= Aim =
Print the data that follows exactly.

• • • •

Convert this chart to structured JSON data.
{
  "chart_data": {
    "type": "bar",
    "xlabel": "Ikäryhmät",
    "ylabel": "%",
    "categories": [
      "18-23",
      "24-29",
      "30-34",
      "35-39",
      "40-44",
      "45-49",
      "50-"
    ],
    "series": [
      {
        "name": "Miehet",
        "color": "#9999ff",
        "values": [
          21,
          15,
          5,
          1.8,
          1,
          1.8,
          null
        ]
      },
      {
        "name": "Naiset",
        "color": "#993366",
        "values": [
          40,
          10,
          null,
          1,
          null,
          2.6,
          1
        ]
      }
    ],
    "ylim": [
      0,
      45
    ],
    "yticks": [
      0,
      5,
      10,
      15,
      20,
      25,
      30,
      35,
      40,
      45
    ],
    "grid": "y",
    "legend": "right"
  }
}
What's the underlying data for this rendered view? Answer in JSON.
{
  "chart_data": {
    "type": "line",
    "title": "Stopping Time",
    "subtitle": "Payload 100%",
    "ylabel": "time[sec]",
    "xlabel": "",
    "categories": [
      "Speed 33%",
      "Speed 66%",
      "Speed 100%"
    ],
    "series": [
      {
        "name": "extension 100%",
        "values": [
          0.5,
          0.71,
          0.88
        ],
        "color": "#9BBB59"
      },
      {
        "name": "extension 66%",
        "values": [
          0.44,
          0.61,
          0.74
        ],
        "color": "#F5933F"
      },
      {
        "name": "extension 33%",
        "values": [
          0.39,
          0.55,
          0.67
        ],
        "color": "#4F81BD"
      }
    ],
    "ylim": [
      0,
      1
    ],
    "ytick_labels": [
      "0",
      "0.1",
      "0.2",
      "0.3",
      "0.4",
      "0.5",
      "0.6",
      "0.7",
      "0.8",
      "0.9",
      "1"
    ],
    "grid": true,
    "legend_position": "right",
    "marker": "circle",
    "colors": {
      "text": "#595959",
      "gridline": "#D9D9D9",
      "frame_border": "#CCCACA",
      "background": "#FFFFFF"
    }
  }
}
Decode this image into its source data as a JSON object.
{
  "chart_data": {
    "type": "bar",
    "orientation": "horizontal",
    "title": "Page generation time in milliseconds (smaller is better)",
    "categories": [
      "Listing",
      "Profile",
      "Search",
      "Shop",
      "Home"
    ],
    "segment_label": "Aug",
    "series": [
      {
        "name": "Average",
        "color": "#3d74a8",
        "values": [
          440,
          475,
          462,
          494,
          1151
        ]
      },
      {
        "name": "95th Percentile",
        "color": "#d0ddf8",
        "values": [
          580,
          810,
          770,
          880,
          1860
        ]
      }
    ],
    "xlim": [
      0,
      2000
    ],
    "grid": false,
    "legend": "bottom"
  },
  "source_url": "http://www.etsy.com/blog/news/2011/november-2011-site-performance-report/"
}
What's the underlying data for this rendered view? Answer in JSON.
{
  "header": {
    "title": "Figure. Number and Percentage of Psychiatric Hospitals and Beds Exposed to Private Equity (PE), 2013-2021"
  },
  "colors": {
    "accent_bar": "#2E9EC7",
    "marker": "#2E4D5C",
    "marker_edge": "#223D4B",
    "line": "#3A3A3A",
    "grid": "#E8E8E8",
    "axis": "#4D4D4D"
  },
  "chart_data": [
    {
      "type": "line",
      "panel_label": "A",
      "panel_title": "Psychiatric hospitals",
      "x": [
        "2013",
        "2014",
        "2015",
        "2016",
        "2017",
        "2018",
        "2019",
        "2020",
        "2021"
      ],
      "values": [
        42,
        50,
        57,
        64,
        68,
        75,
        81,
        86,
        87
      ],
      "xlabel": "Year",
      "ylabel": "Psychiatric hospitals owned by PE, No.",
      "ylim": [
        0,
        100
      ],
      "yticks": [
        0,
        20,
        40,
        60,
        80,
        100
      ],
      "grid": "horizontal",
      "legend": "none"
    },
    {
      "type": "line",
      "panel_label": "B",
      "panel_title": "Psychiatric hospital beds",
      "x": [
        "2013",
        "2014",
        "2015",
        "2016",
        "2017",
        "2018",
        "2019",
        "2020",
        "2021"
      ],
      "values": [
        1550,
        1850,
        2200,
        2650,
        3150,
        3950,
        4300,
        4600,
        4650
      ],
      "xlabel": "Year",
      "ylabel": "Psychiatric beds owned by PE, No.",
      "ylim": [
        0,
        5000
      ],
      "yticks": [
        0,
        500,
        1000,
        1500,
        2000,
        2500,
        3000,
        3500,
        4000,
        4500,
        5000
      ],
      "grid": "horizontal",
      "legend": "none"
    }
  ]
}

• • • •

= Exercise output =
Convert this chart to structured JSON data.
{
  "chart_data": {
    "type": "bar",
    "xlabel": "Ikäryhmät",
    "ylabel": "%",
    "categories": [
      "18-23",
      "24-29",
      "30-34",
      "35-39",
      "40-44",
      "45-49",
      "50-"
    ],
    "series": [
      {
        "name": "Miehet",
        "color": "#9999ff",
        "values": [
          21,
          15,
          5,
          1.8,
          1,
          1.8,
          null
        ]
      },
      {
        "name": "Naiset",
        "color": "#993366",
        "values": [
          40,
          10,
          null,
          1,
          null,
          2.6,
          1
        ]
      }
    ],
    "ylim": [
      0,
      45
    ],
    "yticks": [
      0,
      5,
      10,
      15,
      20,
      25,
      30,
      35,
      40,
      45
    ],
    "grid": "y",
    "legend": "right"
  }
}
What's the underlying data for this rendered view? Answer in JSON.
{
  "chart_data": {
    "type": "line",
    "title": "Stopping Time",
    "subtitle": "Payload 100%",
    "ylabel": "time[sec]",
    "xlabel": "",
    "categories": [
      "Speed 33%",
      "Speed 66%",
      "Speed 100%"
    ],
    "series": [
      {
        "name": "extension 100%",
        "values": [
          0.5,
          0.71,
          0.88
        ],
        "color": "#9BBB59"
      },
      {
        "name": "extension 66%",
        "values": [
          0.44,
          0.61,
          0.74
        ],
        "color": "#F5933F"
      },
      {
        "name": "extension 33%",
        "values": [
          0.39,
          0.55,
          0.67
        ],
        "color": "#4F81BD"
      }
    ],
    "ylim": [
      0,
      1
    ],
    "ytick_labels": [
      "0",
      "0.1",
      "0.2",
      "0.3",
      "0.4",
      "0.5",
      "0.6",
      "0.7",
      "0.8",
      "0.9",
      "1"
    ],
    "grid": true,
    "legend_position": "right",
    "marker": "circle",
    "colors": {
      "text": "#595959",
      "gridline": "#D9D9D9",
      "frame_border": "#CCCACA",
      "background": "#FFFFFF"
    }
  }
}
Decode this image into its source data as a JSON object.
{
  "chart_data": {
    "type": "bar",
    "orientation": "horizontal",
    "title": "Page generation time in milliseconds (smaller is better)",
    "categories": [
      "Listing",
      "Profile",
      "Search",
      "Shop",
      "Home"
    ],
    "segment_label": "Aug",
    "series": [
      {
        "name": "Average",
        "color": "#3d74a8",
        "values": [
          440,
          475,
          462,
          494,
          1151
        ]
      },
      {
        "name": "95th Percentile",
        "color": "#d0ddf8",
        "values": [
          580,
          810,
          770,
          880,
          1860
        ]
      }
    ],
    "xlim": [
      0,
      2000
    ],
    "grid": false,
    "legend": "bottom"
  },
  "source_url": "http://www.etsy.com/blog/news/2011/november-2011-site-performance-report/"
}
What's the underlying data for this rendered view? Answer in JSON.
{
  "header": {
    "title": "Figure. Number and Percentage of Psychiatric Hospitals and Beds Exposed to Private Equity (PE), 2013-2021"
  },
  "colors": {
    "accent_bar": "#2E9EC7",
    "marker": "#2E4D5C",
    "marker_edge": "#223D4B",
    "line": "#3A3A3A",
    "grid": "#E8E8E8",
    "axis": "#4D4D4D"
  },
  "chart_data": [
    {
      "type": "line",
      "panel_label": "A",
      "panel_title": "Psychiatric hospitals",
      "x": [
        "2013",
        "2014",
        "2015",
        "2016",
        "2017",
        "2018",
        "2019",
        "2020",
        "2021"
      ],
      "values": [
        42,
        50,
        57,
        64,
        68,
        75,
        81,
        86,
        87
      ],
      "xlabel": "Year",
      "ylabel": "Psychiatric hospitals owned by PE, No.",
      "ylim": [
        0,
        100
      ],
      "yticks": [
        0,
        20,
        40,
        60,
        80,
        100
      ],
      "grid": "horizontal",
      "legend": "none"
    },
    {
      "type": "line",
      "panel_label": "B",
      "panel_title": "Psychiatric hospital beds",
      "x": [
        "2013",
        "2014",
        "2015",
        "2016",
        "2017",
        "2018",
        "2019",
        "2020",
        "2021"
      ],
      "values": [
        1550,
        1850,
        2200,
        2650,
        3150,
        3950,
        4300,
        4600,
        4650
      ],
      "xlabel": "Year",
      "ylabel": "Psychiatric beds owned by PE, No.",
      "ylim": [
        0,
        5000
      ],
      "yticks": [
        0,
        500,
        1000,
        1500,
        2000,
        2500,
        3000,
        3500,
        4000,
        4500,
        5000
      ],
      "grid": "horizontal",
      "legend": "none"
    }
  ]
}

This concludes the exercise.